'''

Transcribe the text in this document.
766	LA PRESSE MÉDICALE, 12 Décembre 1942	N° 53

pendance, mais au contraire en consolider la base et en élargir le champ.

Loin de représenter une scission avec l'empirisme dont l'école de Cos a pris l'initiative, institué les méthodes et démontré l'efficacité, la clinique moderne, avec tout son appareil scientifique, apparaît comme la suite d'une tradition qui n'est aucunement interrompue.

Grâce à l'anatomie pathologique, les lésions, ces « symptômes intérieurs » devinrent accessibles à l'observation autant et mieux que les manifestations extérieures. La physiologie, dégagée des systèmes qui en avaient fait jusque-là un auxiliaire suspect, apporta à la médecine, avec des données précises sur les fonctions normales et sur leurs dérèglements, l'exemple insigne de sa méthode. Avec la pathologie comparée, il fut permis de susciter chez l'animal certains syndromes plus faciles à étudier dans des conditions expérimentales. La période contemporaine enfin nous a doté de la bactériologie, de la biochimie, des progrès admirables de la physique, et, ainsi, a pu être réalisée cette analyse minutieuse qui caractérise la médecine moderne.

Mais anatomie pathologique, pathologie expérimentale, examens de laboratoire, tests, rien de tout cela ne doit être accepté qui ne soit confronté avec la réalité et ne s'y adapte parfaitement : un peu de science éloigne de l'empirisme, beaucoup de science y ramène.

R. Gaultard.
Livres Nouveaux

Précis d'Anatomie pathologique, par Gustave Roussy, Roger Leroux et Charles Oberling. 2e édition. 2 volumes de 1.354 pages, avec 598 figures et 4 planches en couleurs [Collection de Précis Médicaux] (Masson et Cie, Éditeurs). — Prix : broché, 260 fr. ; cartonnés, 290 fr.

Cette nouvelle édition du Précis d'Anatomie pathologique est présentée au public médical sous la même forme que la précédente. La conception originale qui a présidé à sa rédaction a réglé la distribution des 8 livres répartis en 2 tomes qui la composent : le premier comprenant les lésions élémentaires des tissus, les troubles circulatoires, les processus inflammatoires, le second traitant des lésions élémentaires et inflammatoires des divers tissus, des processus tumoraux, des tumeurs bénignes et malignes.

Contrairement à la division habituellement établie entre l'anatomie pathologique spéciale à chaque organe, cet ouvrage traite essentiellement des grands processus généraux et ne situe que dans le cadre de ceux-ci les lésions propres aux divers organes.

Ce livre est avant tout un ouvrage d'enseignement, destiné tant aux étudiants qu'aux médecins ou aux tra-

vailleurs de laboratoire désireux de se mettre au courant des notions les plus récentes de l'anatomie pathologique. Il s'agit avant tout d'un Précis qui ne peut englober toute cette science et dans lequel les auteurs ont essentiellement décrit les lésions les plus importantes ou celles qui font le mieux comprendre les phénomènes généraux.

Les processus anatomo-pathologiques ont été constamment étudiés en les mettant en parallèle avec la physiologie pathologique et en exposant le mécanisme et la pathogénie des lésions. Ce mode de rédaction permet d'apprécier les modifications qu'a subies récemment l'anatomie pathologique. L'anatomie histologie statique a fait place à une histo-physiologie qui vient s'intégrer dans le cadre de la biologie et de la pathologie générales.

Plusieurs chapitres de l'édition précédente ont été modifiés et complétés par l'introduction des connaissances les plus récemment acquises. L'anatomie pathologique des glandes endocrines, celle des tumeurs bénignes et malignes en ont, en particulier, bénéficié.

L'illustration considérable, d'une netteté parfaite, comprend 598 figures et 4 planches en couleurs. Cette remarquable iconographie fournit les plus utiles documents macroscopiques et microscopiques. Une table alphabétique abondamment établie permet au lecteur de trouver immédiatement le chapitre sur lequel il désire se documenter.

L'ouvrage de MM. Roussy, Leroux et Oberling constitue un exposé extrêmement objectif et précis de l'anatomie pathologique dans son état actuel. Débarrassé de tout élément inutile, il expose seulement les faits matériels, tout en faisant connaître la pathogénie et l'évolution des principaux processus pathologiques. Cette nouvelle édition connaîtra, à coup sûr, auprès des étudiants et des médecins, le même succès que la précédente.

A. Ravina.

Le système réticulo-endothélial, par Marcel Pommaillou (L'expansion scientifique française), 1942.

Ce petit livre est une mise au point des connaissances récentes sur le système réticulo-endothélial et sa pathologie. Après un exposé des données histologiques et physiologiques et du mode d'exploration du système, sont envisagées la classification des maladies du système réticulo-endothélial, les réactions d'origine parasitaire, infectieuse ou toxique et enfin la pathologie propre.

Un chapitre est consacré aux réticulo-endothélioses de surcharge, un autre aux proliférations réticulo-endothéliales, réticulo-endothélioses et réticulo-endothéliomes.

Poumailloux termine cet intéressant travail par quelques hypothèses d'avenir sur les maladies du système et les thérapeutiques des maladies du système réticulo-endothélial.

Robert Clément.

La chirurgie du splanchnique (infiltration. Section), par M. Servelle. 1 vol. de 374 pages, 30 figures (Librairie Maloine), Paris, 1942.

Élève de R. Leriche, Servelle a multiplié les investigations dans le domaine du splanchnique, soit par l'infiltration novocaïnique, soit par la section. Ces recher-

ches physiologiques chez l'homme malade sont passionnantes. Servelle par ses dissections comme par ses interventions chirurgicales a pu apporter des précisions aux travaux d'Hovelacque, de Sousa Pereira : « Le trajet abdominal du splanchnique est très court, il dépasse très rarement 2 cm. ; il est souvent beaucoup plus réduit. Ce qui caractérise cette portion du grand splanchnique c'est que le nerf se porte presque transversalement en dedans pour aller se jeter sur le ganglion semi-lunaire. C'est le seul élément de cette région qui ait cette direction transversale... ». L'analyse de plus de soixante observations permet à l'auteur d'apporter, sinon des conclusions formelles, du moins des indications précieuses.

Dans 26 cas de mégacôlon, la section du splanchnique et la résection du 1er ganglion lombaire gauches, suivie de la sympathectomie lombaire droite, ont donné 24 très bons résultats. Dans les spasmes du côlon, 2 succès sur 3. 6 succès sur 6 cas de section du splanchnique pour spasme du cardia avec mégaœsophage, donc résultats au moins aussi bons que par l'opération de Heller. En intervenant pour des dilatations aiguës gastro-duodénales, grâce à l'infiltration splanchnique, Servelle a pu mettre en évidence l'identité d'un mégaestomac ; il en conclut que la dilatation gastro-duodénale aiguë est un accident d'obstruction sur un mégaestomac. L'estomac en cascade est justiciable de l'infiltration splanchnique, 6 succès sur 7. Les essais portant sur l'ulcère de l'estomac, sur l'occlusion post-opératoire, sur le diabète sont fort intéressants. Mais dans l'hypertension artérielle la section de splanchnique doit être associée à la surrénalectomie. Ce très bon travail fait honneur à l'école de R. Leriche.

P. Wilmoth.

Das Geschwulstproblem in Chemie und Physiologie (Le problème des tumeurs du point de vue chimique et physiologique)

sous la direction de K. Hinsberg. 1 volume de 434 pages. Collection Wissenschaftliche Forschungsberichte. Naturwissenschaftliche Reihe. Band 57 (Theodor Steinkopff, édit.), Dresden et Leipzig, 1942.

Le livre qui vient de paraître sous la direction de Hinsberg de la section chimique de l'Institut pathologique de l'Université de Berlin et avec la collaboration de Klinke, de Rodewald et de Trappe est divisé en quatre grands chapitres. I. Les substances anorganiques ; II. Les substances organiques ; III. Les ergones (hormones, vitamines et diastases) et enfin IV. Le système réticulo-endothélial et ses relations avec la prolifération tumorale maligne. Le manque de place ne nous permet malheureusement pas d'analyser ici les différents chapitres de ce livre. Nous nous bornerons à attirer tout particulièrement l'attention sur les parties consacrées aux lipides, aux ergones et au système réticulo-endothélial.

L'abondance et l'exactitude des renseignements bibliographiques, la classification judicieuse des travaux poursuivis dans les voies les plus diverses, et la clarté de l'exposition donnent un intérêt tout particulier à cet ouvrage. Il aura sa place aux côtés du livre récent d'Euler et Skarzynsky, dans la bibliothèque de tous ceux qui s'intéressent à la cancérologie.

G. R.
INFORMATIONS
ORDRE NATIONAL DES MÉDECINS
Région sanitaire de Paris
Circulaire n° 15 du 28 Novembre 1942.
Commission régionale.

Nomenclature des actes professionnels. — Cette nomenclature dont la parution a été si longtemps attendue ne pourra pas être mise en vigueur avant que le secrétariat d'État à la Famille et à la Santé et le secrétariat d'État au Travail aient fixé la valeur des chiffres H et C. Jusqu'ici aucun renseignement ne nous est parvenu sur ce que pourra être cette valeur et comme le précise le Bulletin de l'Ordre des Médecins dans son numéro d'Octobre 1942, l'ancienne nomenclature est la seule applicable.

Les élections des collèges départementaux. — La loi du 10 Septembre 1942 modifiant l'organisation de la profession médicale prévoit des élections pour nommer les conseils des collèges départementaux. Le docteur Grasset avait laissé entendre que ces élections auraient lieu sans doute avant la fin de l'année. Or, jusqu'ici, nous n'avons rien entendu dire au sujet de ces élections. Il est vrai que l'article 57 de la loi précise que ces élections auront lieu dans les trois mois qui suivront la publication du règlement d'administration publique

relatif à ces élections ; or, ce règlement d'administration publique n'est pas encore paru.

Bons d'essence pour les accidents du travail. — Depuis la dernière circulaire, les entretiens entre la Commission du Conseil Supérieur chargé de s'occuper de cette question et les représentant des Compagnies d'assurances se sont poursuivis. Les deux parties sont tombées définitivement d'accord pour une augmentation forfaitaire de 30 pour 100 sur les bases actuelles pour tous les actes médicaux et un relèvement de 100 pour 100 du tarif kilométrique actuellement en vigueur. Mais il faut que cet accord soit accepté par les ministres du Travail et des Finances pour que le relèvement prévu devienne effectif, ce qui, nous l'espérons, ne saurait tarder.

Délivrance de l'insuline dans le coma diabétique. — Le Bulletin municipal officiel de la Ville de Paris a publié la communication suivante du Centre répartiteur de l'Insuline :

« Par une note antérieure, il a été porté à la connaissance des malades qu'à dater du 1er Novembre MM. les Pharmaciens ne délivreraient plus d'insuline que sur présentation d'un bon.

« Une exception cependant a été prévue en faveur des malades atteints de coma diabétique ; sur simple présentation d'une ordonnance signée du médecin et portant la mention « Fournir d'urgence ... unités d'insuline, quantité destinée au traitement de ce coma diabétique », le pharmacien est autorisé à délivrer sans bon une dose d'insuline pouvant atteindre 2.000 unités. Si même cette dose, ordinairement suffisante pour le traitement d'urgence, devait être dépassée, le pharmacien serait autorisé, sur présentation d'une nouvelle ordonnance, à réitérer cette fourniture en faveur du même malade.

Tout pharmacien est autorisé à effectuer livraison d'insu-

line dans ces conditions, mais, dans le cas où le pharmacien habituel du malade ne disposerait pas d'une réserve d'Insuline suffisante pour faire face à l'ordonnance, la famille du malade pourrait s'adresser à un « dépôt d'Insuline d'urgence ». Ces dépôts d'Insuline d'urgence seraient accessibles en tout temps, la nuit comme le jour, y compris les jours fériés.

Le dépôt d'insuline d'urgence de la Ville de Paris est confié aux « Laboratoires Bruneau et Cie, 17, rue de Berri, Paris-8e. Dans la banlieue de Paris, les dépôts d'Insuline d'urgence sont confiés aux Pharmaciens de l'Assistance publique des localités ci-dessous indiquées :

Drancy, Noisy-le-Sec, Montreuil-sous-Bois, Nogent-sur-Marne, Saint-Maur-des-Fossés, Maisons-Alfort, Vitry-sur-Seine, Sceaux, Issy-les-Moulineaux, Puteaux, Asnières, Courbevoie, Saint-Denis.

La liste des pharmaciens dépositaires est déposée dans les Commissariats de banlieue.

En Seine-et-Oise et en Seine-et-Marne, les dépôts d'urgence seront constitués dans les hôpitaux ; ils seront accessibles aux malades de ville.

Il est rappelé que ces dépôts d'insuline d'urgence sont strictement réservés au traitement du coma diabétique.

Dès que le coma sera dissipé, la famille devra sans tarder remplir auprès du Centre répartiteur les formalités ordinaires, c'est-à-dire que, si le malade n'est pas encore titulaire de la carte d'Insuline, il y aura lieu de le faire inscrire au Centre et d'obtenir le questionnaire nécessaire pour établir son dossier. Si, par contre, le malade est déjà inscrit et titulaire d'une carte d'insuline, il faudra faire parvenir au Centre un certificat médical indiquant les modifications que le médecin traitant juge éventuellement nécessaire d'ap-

'''

**WHAT IS REQUIRED**
Which lines of the data contain the string "planches"? Copy each one.

**OUTPUT BELOW**
Précis d'Anatomie pathologique, par Gustave Roussy, Roger Leroux et Charles Oberling. 2e édition. 2 volumes de 1.354 pages, avec 598 figures et 4 planches en couleurs [Collection de Précis Médicaux] (Masson et Cie, Éditeurs). — Prix : broché, 260 fr. ; cartonnés, 290 fr.
L'illustration considérable, d'une netteté parfaite, comprend 598 figures et 4 planches en couleurs. Cette remarquable iconographie fournit les plus utiles documents macroscopiques et microscopiques. Une table alphabétique abondamment établie permet au lecteur de trouver immédiatement le chapitre sur lequel il désire se documenter.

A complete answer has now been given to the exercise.